**TASK:**
Write out all the entries word for word and omit any pictures.

**Records that describe figures:**
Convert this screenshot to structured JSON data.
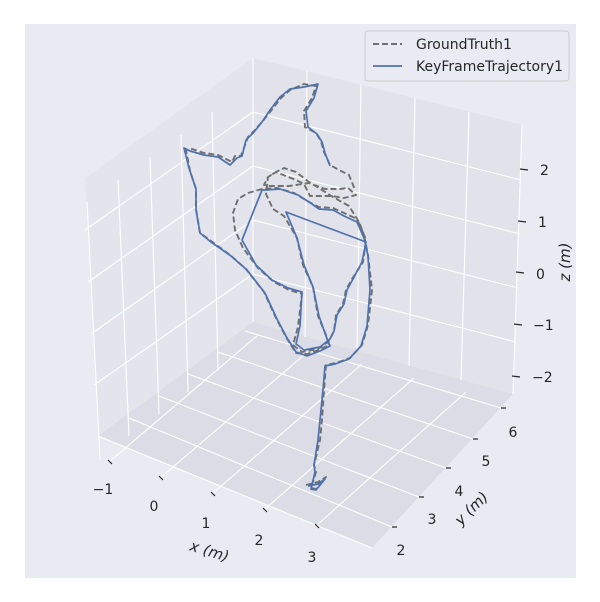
{
  "chart_data": {
    "type": "line",
    "projection": "3d",
    "title": "",
    "xlabel": "x (m)",
    "ylabel": "y (m)",
    "zlabel": "z (m)",
    "x_ticks": [
      "−1",
      "0",
      "1",
      "2",
      "3"
    ],
    "y_ticks": [
      "2",
      "3",
      "4",
      "5",
      "6"
    ],
    "z_ticks": [
      "−2",
      "−1",
      "0",
      "1",
      "2"
    ],
    "grid": true,
    "legend_position": "top-right",
    "series": [
      {
        "name": "GroundTruth1",
        "style": "dashed",
        "color": "#6f6f6f",
        "points": [
          [
            306,
            485
          ],
          [
            318,
            482
          ],
          [
            326,
            477
          ],
          [
            316,
            489
          ],
          [
            311,
            488
          ],
          [
            316,
            472
          ],
          [
            314,
            465
          ],
          [
            320,
            440
          ],
          [
            322,
            420
          ],
          [
            324,
            390
          ],
          [
            326,
            365
          ],
          [
            336,
            363
          ],
          [
            350,
            358
          ],
          [
            362,
            345
          ],
          [
            368,
            325
          ],
          [
            372,
            290
          ],
          [
            368,
            255
          ],
          [
            364,
            235
          ],
          [
            357,
            219
          ],
          [
            344,
            213
          ],
          [
            333,
            208
          ],
          [
            319,
            207
          ],
          [
            309,
            202
          ],
          [
            294,
            193
          ],
          [
            277,
            188
          ],
          [
            262,
            189
          ],
          [
            248,
            193
          ],
          [
            238,
            199
          ],
          [
            233,
            213
          ],
          [
            235,
            230
          ],
          [
            243,
            248
          ],
          [
            258,
            268
          ],
          [
            274,
            282
          ],
          [
            289,
            290
          ],
          [
            302,
            294
          ],
          [
            298,
            327
          ],
          [
            293,
            345
          ],
          [
            302,
            352
          ],
          [
            318,
            349
          ],
          [
            329,
            341
          ],
          [
            334,
            331
          ],
          [
            336,
            315
          ],
          [
            343,
            304
          ],
          [
            346,
            290
          ],
          [
            352,
            279
          ],
          [
            363,
            262
          ],
          [
            366,
            240
          ],
          [
            359,
            222
          ],
          [
            349,
            206
          ],
          [
            333,
            197
          ],
          [
            319,
            188
          ],
          [
            309,
            182
          ],
          [
            296,
            172
          ],
          [
            284,
            168
          ],
          [
            276,
            172
          ],
          [
            268,
            177
          ],
          [
            264,
            185
          ],
          [
            270,
            186
          ],
          [
            289,
            186
          ],
          [
            309,
            183
          ],
          [
            325,
            189
          ],
          [
            340,
            189
          ],
          [
            348,
            188
          ],
          [
            356,
            195
          ],
          [
            344,
            198
          ],
          [
            332,
            196
          ],
          [
            318,
            196
          ],
          [
            310,
            196
          ],
          [
            304,
            184
          ],
          [
            296,
            180
          ],
          [
            276,
            172
          ],
          [
            268,
            177
          ],
          [
            266,
            194
          ],
          [
            273,
            209
          ],
          [
            284,
            216
          ],
          [
            297,
            238
          ],
          [
            303,
            265
          ],
          [
            313,
            287
          ],
          [
            318,
            316
          ],
          [
            326,
            335
          ],
          [
            329,
            345
          ],
          [
            319,
            350
          ],
          [
            307,
            354
          ],
          [
            296,
            353
          ],
          [
            286,
            337
          ],
          [
            276,
            318
          ],
          [
            264,
            292
          ],
          [
            246,
            269
          ],
          [
            230,
            255
          ],
          [
            211,
            241
          ],
          [
            200,
            233
          ],
          [
            196,
            209
          ],
          [
            196,
            189
          ],
          [
            190,
            171
          ],
          [
            186,
            150
          ],
          [
            192,
            149
          ],
          [
            204,
            153
          ],
          [
            218,
            155
          ],
          [
            232,
            162
          ],
          [
            235,
            156
          ],
          [
            241,
            156
          ],
          [
            248,
            137
          ],
          [
            254,
            131
          ],
          [
            262,
            122
          ],
          [
            270,
            112
          ],
          [
            281,
            98
          ],
          [
            290,
            90
          ],
          [
            304,
            84
          ],
          [
            316,
            86
          ],
          [
            312,
            98
          ],
          [
            304,
            111
          ],
          [
            305,
            127
          ],
          [
            316,
            133
          ],
          [
            321,
            141
          ],
          [
            324,
            152
          ],
          [
            330,
            165
          ],
          [
            339,
            170
          ],
          [
            349,
            175
          ],
          [
            355,
            190
          ]
        ]
      },
      {
        "name": "KeyFrameTrajectory1",
        "style": "solid",
        "color": "#4c72b0",
        "points": [
          [
            308,
            486
          ],
          [
            318,
            484
          ],
          [
            325,
            479
          ],
          [
            316,
            490
          ],
          [
            311,
            489
          ],
          [
            315,
            472
          ],
          [
            314,
            465
          ],
          [
            318,
            440
          ],
          [
            320,
            420
          ],
          [
            323,
            390
          ],
          [
            325,
            366
          ],
          [
            335,
            364
          ],
          [
            349,
            359
          ],
          [
            361,
            346
          ],
          [
            367,
            326
          ],
          [
            370,
            290
          ],
          [
            368,
            256
          ],
          [
            364,
            238
          ],
          [
            357,
            222
          ],
          [
            344,
            216
          ],
          [
            333,
            210
          ],
          [
            319,
            209
          ],
          [
            312,
            204
          ],
          [
            298,
            195
          ],
          [
            280,
            189
          ],
          [
            266,
            190
          ],
          [
            262,
            190
          ],
          [
            242,
            240
          ],
          [
            256,
            265
          ],
          [
            272,
            280
          ],
          [
            288,
            288
          ],
          [
            302,
            292
          ],
          [
            300,
            326
          ],
          [
            296,
            344
          ],
          [
            304,
            350
          ],
          [
            320,
            347
          ],
          [
            330,
            339
          ],
          [
            334,
            331
          ],
          [
            337,
            315
          ],
          [
            344,
            304
          ],
          [
            347,
            290
          ],
          [
            353,
            279
          ],
          [
            362,
            262
          ],
          [
            366,
            242
          ],
          [
            286,
            212
          ],
          [
            297,
            238
          ],
          [
            304,
            265
          ],
          [
            313,
            287
          ],
          [
            319,
            316
          ],
          [
            326,
            336
          ],
          [
            330,
            346
          ],
          [
            320,
            351
          ],
          [
            307,
            356
          ],
          [
            296,
            352
          ],
          [
            287,
            338
          ],
          [
            277,
            319
          ],
          [
            265,
            293
          ],
          [
            247,
            270
          ],
          [
            231,
            256
          ],
          [
            211,
            242
          ],
          [
            200,
            233
          ],
          [
            196,
            210
          ],
          [
            196,
            189
          ],
          [
            189,
            168
          ],
          [
            184,
            148
          ],
          [
            190,
            151
          ],
          [
            204,
            155
          ],
          [
            218,
            157
          ],
          [
            230,
            165
          ],
          [
            237,
            158
          ],
          [
            242,
            156
          ],
          [
            246,
            140
          ],
          [
            254,
            132
          ],
          [
            262,
            122
          ],
          [
            270,
            110
          ],
          [
            280,
            97
          ],
          [
            290,
            89
          ],
          [
            304,
            87
          ],
          [
            318,
            84
          ],
          [
            314,
            98
          ],
          [
            306,
            111
          ],
          [
            308,
            127
          ],
          [
            317,
            134
          ],
          [
            322,
            142
          ],
          [
            325,
            153
          ],
          [
            330,
            166
          ]
        ]
      }
    ]
  }
}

**SOLUTION BELOW:**
Convert this screenshot to structured JSON data.
{
  "chart_data": {
    "type": "line",
    "projection": "3d",
    "title": "",
    "xlabel": "x (m)",
    "ylabel": "y (m)",
    "zlabel": "z (m)",
    "x_ticks": [
      "−1",
      "0",
      "1",
      "2",
      "3"
    ],
    "y_ticks": [
      "2",
      "3",
      "4",
      "5",
      "6"
    ],
    "z_ticks": [
      "−2",
      "−1",
      "0",
      "1",
      "2"
    ],
    "grid": true,
    "legend_position": "top-right",
    "series": [
      {
        "name": "GroundTruth1",
        "style": "dashed",
        "color": "#6f6f6f",
        "points": [
          [
            306,
            485
          ],
          [
            318,
            482
          ],
          [
            326,
            477
          ],
          [
            316,
            489
          ],
          [
            311,
            488
          ],
          [
            316,
            472
          ],
          [
            314,
            465
          ],
          [
            320,
            440
          ],
          [
            322,
            420
          ],
          [
            324,
            390
          ],
          [
            326,
            365
          ],
          [
            336,
            363
          ],
          [
            350,
            358
          ],
          [
            362,
            345
          ],
          [
            368,
            325
          ],
          [
            372,
            290
          ],
          [
            368,
            255
          ],
          [
            364,
            235
          ],
          [
            357,
            219
          ],
          [
            344,
            213
          ],
          [
            333,
            208
          ],
          [
            319,
            207
          ],
          [
            309,
            202
          ],
          [
            294,
            193
          ],
          [
            277,
            188
          ],
          [
            262,
            189
          ],
          [
            248,
            193
          ],
          [
            238,
            199
          ],
          [
            233,
            213
          ],
          [
            235,
            230
          ],
          [
            243,
            248
          ],
          [
            258,
            268
          ],
          [
            274,
            282
          ],
          [
            289,
            290
          ],
          [
            302,
            294
          ],
          [
            298,
            327
          ],
          [
            293,
            345
          ],
          [
            302,
            352
          ],
          [
            318,
            349
          ],
          [
            329,
            341
          ],
          [
            334,
            331
          ],
          [
            336,
            315
          ],
          [
            343,
            304
          ],
          [
            346,
            290
          ],
          [
            352,
            279
          ],
          [
            363,
            262
          ],
          [
            366,
            240
          ],
          [
            359,
            222
          ],
          [
            349,
            206
          ],
          [
            333,
            197
          ],
          [
            319,
            188
          ],
          [
            309,
            182
          ],
          [
            296,
            172
          ],
          [
            284,
            168
          ],
          [
            276,
            172
          ],
          [
            268,
            177
          ],
          [
            264,
            185
          ],
          [
            270,
            186
          ],
          [
            289,
            186
          ],
          [
            309,
            183
          ],
          [
            325,
            189
          ],
          [
            340,
            189
          ],
          [
            348,
            188
          ],
          [
            356,
            195
          ],
          [
            344,
            198
          ],
          [
            332,
            196
          ],
          [
            318,
            196
          ],
          [
            310,
            196
          ],
          [
            304,
            184
          ],
          [
            296,
            180
          ],
          [
            276,
            172
          ],
          [
            268,
            177
          ],
          [
            266,
            194
          ],
          [
            273,
            209
          ],
          [
            284,
            216
          ],
          [
            297,
            238
          ],
          [
            303,
            265
          ],
          [
            313,
            287
          ],
          [
            318,
            316
          ],
          [
            326,
            335
          ],
          [
            329,
            345
          ],
          [
            319,
            350
          ],
          [
            307,
            354
          ],
          [
            296,
            353
          ],
          [
            286,
            337
          ],
          [
            276,
            318
          ],
          [
            264,
            292
          ],
          [
            246,
            269
          ],
          [
            230,
            255
          ],
          [
            211,
            241
          ],
          [
            200,
            233
          ],
          [
            196,
            209
          ],
          [
            196,
            189
          ],
          [
            190,
            171
          ],
          [
            186,
            150
          ],
          [
            192,
            149
          ],
          [
            204,
            153
          ],
          [
            218,
            155
          ],
          [
            232,
            162
          ],
          [
            235,
            156
          ],
          [
            241,
            156
          ],
          [
            248,
            137
          ],
          [
            254,
            131
          ],
          [
            262,
            122
          ],
          [
            270,
            112
          ],
          [
            281,
            98
          ],
          [
            290,
            90
          ],
          [
            304,
            84
          ],
          [
            316,
            86
          ],
          [
            312,
            98
          ],
          [
            304,
            111
          ],
          [
            305,
            127
          ],
          [
            316,
            133
          ],
          [
            321,
            141
          ],
          [
            324,
            152
          ],
          [
            330,
            165
          ],
          [
            339,
            170
          ],
          [
            349,
            175
          ],
          [
            355,
            190
          ]
        ]
      },
      {
        "name": "KeyFrameTrajectory1",
        "style": "solid",
        "color": "#4c72b0",
        "points": [
          [
            308,
            486
          ],
          [
            318,
            484
          ],
          [
            325,
            479
          ],
          [
            316,
            490
          ],
          [
            311,
            489
          ],
          [
            315,
            472
          ],
          [
            314,
            465
          ],
          [
            318,
            440
          ],
          [
            320,
            420
          ],
          [
            323,
            390
          ],
          [
            325,
            366
          ],
          [
            335,
            364
          ],
          [
            349,
            359
          ],
          [
            361,
            346
          ],
          [
            367,
            326
          ],
          [
            370,
            290
          ],
          [
            368,
            256
          ],
          [
            364,
            238
          ],
          [
            357,
            222
          ],
          [
            344,
            216
          ],
          [
            333,
            210
          ],
          [
            319,
            209
          ],
          [
            312,
            204
          ],
          [
            298,
            195
          ],
          [
            280,
            189
          ],
          [
            266,
            190
          ],
          [
            262,
            190
          ],
          [
            242,
            240
          ],
          [
            256,
            265
          ],
          [
            272,
            280
          ],
          [
            288,
            288
          ],
          [
            302,
            292
          ],
          [
            300,
            326
          ],
          [
            296,
            344
          ],
          [
            304,
            350
          ],
          [
            320,
            347
          ],
          [
            330,
            339
          ],
          [
            334,
            331
          ],
          [
            337,
            315
          ],
          [
            344,
            304
          ],
          [
            347,
            290
          ],
          [
            353,
            279
          ],
          [
            362,
            262
          ],
          [
            366,
            242
          ],
          [
            286,
            212
          ],
          [
            297,
            238
          ],
          [
            304,
            265
          ],
          [
            313,
            287
          ],
          [
            319,
            316
          ],
          [
            326,
            336
          ],
          [
            330,
            346
          ],
          [
            320,
            351
          ],
          [
            307,
            356
          ],
          [
            296,
            352
          ],
          [
            287,
            338
          ],
          [
            277,
            319
          ],
          [
            265,
            293
          ],
          [
            247,
            270
          ],
          [
            231,
            256
          ],
          [
            211,
            242
          ],
          [
            200,
            233
          ],
          [
            196,
            210
          ],
          [
            196,
            189
          ],
          [
            189,
            168
          ],
          [
            184,
            148
          ],
          [
            190,
            151
          ],
          [
            204,
            155
          ],
          [
            218,
            157
          ],
          [
            230,
            165
          ],
          [
            237,
            158
          ],
          [
            242,
            156
          ],
          [
            246,
            140
          ],
          [
            254,
            132
          ],
          [
            262,
            122
          ],
          [
            270,
            110
          ],
          [
            280,
            97
          ],
          [
            290,
            89
          ],
          [
            304,
            87
          ],
          [
            318,
            84
          ],
          [
            314,
            98
          ],
          [
            306,
            111
          ],
          [
            308,
            127
          ],
          [
            317,
            134
          ],
          [
            322,
            142
          ],
          [
            325,
            153
          ],
          [
            330,
            166
          ]
        ]
      }
    ]
  }
}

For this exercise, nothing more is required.